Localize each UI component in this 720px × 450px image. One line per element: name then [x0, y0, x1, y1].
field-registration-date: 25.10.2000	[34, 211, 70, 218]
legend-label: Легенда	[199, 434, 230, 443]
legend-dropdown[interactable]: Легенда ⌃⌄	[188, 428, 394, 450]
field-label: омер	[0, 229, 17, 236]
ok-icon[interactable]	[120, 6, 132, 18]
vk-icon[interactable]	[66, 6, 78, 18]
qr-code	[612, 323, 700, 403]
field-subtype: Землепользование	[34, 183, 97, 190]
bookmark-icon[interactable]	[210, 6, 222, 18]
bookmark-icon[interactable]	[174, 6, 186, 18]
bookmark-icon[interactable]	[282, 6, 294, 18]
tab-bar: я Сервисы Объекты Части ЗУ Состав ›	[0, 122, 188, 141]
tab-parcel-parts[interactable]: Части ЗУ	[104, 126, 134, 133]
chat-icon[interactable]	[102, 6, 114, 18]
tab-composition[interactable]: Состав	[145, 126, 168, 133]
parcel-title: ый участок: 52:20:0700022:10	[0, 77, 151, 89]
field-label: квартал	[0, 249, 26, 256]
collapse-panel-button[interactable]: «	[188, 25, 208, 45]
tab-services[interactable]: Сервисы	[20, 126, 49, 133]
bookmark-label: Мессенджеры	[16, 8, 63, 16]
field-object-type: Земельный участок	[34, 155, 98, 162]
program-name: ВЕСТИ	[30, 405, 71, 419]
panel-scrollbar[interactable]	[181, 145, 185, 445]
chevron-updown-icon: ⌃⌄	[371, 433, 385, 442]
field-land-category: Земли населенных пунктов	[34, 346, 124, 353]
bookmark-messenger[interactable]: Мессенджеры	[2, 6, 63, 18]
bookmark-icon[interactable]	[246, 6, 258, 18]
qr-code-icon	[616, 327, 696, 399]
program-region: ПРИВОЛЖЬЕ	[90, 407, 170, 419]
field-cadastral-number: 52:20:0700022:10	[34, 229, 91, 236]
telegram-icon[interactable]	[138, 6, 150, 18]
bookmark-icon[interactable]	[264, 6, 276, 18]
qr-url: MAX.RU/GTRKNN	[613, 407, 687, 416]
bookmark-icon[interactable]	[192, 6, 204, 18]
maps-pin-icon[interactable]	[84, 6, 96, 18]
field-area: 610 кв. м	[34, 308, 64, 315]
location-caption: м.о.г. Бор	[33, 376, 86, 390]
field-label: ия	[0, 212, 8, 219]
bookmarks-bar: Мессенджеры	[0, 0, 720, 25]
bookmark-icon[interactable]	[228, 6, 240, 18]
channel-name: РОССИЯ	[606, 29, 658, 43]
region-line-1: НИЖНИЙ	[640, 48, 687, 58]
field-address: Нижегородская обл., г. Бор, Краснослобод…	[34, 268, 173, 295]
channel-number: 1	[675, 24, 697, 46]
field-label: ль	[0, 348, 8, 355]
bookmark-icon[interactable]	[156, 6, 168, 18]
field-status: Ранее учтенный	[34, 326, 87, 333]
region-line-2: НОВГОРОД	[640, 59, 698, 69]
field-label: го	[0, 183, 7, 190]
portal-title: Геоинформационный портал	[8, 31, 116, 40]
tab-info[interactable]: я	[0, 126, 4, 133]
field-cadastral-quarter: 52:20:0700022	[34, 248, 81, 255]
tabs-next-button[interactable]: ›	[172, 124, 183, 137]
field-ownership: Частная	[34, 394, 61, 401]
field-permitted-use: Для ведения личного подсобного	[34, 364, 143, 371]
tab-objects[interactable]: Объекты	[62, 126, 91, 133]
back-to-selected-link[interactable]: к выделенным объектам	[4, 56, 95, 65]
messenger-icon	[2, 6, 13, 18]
━━━━━━━━━━━━━━━━━━━━━━━━━━━━━━
Copy out every line of the material above word for word, keeping each one unchanged and in the same order.

Localize each UI component in this 720px × 450px image. One line per element: name then [x0, y0, x1, y1].
field-registration-date: 25.10.2000	[34, 211, 70, 218]
legend-label: Легенда	[199, 434, 230, 443]
legend-dropdown[interactable]: Легенда ⌃⌄	[188, 428, 394, 450]
field-label: омер	[0, 229, 17, 236]
ok-icon[interactable]	[120, 6, 132, 18]
vk-icon[interactable]	[66, 6, 78, 18]
qr-code	[612, 323, 700, 403]
field-subtype: Землепользование	[34, 183, 97, 190]
bookmark-icon[interactable]	[210, 6, 222, 18]
bookmark-icon[interactable]	[174, 6, 186, 18]
bookmark-icon[interactable]	[282, 6, 294, 18]
tab-bar: я Сервисы Объекты Части ЗУ Состав ›	[0, 122, 188, 141]
tab-parcel-parts[interactable]: Части ЗУ	[104, 126, 134, 133]
chat-icon[interactable]	[102, 6, 114, 18]
tab-composition[interactable]: Состав	[145, 126, 168, 133]
parcel-title: ый участок: 52:20:0700022:10	[0, 77, 151, 89]
field-label: квартал	[0, 249, 26, 256]
collapse-panel-button[interactable]: «	[188, 25, 208, 45]
tab-services[interactable]: Сервисы	[20, 126, 49, 133]
bookmark-label: Мессенджеры	[16, 8, 63, 16]
field-object-type: Земельный участок	[34, 155, 98, 162]
program-name: ВЕСТИ	[30, 405, 71, 419]
panel-scrollbar[interactable]	[181, 145, 185, 445]
chevron-updown-icon: ⌃⌄	[371, 433, 385, 442]
field-land-category: Земли населенных пунктов	[34, 346, 124, 353]
bookmark-messenger[interactable]: Мессенджеры	[2, 6, 63, 18]
bookmark-icon[interactable]	[246, 6, 258, 18]
qr-code-icon	[616, 327, 696, 399]
program-region: ПРИВОЛЖЬЕ	[90, 407, 170, 419]
field-cadastral-number: 52:20:0700022:10	[34, 229, 91, 236]
telegram-icon[interactable]	[138, 6, 150, 18]
bookmark-icon[interactable]	[264, 6, 276, 18]
qr-url: MAX.RU/GTRKNN	[613, 407, 687, 416]
bookmark-icon[interactable]	[192, 6, 204, 18]
maps-pin-icon[interactable]	[84, 6, 96, 18]
field-area: 610 кв. м	[34, 308, 64, 315]
location-caption: м.о.г. Бор	[33, 376, 86, 390]
field-label: ия	[0, 212, 8, 219]
bookmarks-bar: Мессенджеры	[0, 0, 720, 25]
bookmark-icon[interactable]	[228, 6, 240, 18]
channel-name: РОССИЯ	[606, 29, 658, 43]
region-line-1: НИЖНИЙ	[640, 48, 687, 58]
field-address: Нижегородская обл., г. Бор, Краснослобод…	[34, 268, 173, 295]
channel-number: 1	[675, 24, 697, 46]
field-label: ль	[0, 348, 8, 355]
bookmark-icon[interactable]	[156, 6, 168, 18]
field-status: Ранее учтенный	[34, 326, 87, 333]
region-line-2: НОВГОРОД	[640, 59, 698, 69]
field-label: го	[0, 183, 7, 190]
portal-title: Геоинформационный портал	[8, 31, 116, 40]
tab-info[interactable]: я	[0, 126, 4, 133]
field-cadastral-quarter: 52:20:0700022	[34, 248, 81, 255]
tabs-next-button[interactable]: ›	[172, 124, 183, 137]
field-ownership: Частная	[34, 394, 61, 401]
field-permitted-use: Для ведения личного подсобного	[34, 364, 143, 371]
tab-objects[interactable]: Объекты	[62, 126, 91, 133]
back-to-selected-link[interactable]: к выделенным объектам	[4, 56, 95, 65]
messenger-icon	[2, 6, 13, 18]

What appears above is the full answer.